PROBLEM DETAILS - Return all lines where the word "muerte" can be found.

INPUT DATA -
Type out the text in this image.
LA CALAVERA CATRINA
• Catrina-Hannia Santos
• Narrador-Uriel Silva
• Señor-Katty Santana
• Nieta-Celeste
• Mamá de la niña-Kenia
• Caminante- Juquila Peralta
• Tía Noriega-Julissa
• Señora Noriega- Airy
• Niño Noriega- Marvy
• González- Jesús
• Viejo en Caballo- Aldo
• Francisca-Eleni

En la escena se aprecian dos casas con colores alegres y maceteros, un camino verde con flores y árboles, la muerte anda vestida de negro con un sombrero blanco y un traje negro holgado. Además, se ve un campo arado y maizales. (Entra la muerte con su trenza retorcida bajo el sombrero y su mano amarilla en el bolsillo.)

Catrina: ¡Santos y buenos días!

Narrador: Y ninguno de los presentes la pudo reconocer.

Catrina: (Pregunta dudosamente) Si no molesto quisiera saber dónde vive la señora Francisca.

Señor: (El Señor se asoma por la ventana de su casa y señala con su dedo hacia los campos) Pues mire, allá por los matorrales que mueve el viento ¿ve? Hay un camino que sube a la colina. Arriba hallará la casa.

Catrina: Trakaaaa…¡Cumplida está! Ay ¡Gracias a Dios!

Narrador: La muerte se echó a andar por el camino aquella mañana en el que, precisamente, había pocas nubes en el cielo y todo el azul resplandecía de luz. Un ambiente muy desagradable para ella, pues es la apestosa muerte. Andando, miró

==

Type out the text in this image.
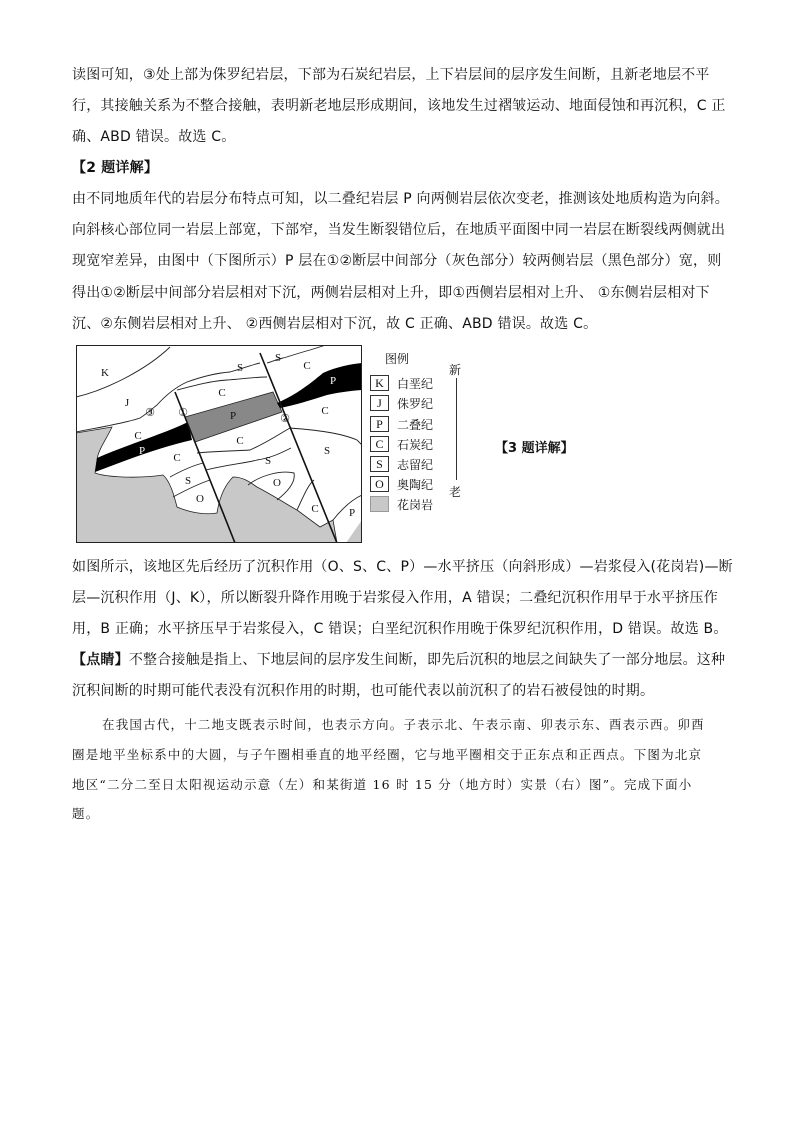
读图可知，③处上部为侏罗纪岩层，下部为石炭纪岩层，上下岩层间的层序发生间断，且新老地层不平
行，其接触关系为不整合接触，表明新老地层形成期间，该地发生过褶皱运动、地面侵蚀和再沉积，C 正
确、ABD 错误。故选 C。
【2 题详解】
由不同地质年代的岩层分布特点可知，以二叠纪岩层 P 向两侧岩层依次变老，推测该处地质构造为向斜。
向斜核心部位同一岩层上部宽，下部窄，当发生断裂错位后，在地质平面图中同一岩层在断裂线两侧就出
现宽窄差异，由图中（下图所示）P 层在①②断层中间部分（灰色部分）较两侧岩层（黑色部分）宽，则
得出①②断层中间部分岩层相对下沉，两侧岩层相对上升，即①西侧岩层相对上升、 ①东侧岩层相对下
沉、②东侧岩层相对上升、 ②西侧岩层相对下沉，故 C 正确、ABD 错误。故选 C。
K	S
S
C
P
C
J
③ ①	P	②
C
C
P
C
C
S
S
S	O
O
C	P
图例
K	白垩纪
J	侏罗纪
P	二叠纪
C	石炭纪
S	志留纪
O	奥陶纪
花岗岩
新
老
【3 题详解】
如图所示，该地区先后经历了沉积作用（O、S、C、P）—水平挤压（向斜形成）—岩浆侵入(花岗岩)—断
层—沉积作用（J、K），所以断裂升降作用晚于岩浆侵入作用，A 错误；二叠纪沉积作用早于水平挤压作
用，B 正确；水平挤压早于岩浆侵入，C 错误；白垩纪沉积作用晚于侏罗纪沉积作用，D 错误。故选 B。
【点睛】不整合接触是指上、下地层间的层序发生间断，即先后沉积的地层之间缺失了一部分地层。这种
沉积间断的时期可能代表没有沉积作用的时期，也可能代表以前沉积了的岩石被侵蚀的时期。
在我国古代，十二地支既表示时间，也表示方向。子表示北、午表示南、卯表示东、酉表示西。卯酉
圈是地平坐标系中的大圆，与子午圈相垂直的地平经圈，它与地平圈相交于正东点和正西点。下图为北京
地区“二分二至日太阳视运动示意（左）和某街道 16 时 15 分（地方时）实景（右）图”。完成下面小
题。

RESPONSE TO THIS EXERCISE -
En la escena se aprecian dos casas con colores alegres y maceteros, un camino verde con flores y árboles, la muerte anda vestida de negro con un sombrero blanco y un traje negro holgado. Además, se ve un campo arado y maizales. (Entra la muerte con su trenza retorcida bajo el sombrero y su mano amarilla en el bolsillo.)
Narrador: La muerte se echó a andar por el camino aquella mañana en el que, precisamente, había pocas nubes en el cielo y todo el azul resplandecía de luz. Un ambiente muy desagradable para ella, pues es la apestosa muerte. Andando, miró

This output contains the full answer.